### What you will do
Nothing in the records may be left out or altered; reproduce them all exactly.

## start Record list

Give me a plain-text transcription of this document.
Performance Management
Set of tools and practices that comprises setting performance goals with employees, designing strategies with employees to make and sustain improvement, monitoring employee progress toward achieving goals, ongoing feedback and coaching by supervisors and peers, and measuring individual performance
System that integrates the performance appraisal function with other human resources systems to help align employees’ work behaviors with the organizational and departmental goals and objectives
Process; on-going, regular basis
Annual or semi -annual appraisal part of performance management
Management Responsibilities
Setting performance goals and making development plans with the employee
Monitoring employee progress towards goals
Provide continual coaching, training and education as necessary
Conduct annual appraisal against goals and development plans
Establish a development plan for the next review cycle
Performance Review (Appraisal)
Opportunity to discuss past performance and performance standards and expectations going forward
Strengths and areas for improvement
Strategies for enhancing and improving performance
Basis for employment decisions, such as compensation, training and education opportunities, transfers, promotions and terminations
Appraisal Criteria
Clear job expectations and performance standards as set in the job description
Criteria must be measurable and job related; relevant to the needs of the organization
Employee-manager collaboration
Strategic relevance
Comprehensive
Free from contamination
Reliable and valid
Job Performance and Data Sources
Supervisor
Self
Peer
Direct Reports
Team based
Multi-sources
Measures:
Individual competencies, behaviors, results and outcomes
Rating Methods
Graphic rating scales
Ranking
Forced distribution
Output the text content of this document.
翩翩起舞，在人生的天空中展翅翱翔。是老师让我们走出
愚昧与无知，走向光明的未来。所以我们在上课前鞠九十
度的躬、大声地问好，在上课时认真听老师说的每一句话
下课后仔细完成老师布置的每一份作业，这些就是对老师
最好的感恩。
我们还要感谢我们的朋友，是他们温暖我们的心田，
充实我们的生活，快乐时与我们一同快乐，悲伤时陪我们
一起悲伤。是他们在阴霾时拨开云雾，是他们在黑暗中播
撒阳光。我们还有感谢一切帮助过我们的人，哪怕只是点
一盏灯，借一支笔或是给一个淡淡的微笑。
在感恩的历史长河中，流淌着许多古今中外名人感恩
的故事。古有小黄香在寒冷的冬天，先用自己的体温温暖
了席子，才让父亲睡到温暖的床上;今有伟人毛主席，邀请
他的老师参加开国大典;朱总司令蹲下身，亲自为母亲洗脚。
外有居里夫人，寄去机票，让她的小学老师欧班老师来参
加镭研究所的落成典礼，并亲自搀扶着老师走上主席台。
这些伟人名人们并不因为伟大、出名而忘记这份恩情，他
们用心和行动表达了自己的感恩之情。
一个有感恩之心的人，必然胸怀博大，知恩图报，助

## end Record list

### Written response
Give me a plain-text transcription of this document.
Performance Management
Set of tools and practices that comprises setting performance goals with employees, designing strategies with employees to make and sustain improvement, monitoring employee progress toward achieving goals, ongoing feedback and coaching by supervisors and peers, and measuring individual performance
System that integrates the performance appraisal function with other human resources systems to help align employees’ work behaviors with the organizational and departmental goals and objectives
Process; on-going, regular basis
Annual or semi -annual appraisal part of performance management
Management Responsibilities
Setting performance goals and making development plans with the employee
Monitoring employee progress towards goals
Provide continual coaching, training and education as necessary
Conduct annual appraisal against goals and development plans
Establish a development plan for the next review cycle
Performance Review (Appraisal)
Opportunity to discuss past performance and performance standards and expectations going forward
Strengths and areas for improvement
Strategies for enhancing and improving performance
Basis for employment decisions, such as compensation, training and education opportunities, transfers, promotions and terminations
Appraisal Criteria
Clear job expectations and performance standards as set in the job description
Criteria must be measurable and job related; relevant to the needs of the organization
Employee-manager collaboration
Strategic relevance
Comprehensive
Free from contamination
Reliable and valid
Job Performance and Data Sources
Supervisor
Self
Peer
Direct Reports
Team based
Multi-sources
Measures:
Individual competencies, behaviors, results and outcomes
Rating Methods
Graphic rating scales
Ranking
Forced distribution
Output the text content of this document.
翩翩起舞，在人生的天空中展翅翱翔。是老师让我们走出
愚昧与无知，走向光明的未来。所以我们在上课前鞠九十
度的躬、大声地问好，在上课时认真听老师说的每一句话
下课后仔细完成老师布置的每一份作业，这些就是对老师
最好的感恩。
我们还要感谢我们的朋友，是他们温暖我们的心田，
充实我们的生活，快乐时与我们一同快乐，悲伤时陪我们
一起悲伤。是他们在阴霾时拨开云雾，是他们在黑暗中播
撒阳光。我们还有感谢一切帮助过我们的人，哪怕只是点
一盏灯，借一支笔或是给一个淡淡的微笑。
在感恩的历史长河中，流淌着许多古今中外名人感恩
的故事。古有小黄香在寒冷的冬天，先用自己的体温温暖
了席子，才让父亲睡到温暖的床上;今有伟人毛主席，邀请
他的老师参加开国大典;朱总司令蹲下身，亲自为母亲洗脚。
外有居里夫人，寄去机票，让她的小学老师欧班老师来参
加镭研究所的落成典礼，并亲自搀扶着老师走上主席台。
这些伟人名人们并不因为伟大、出名而忘记这份恩情，他
们用心和行动表达了自己的感恩之情。
一个有感恩之心的人，必然胸怀博大，知恩图报，助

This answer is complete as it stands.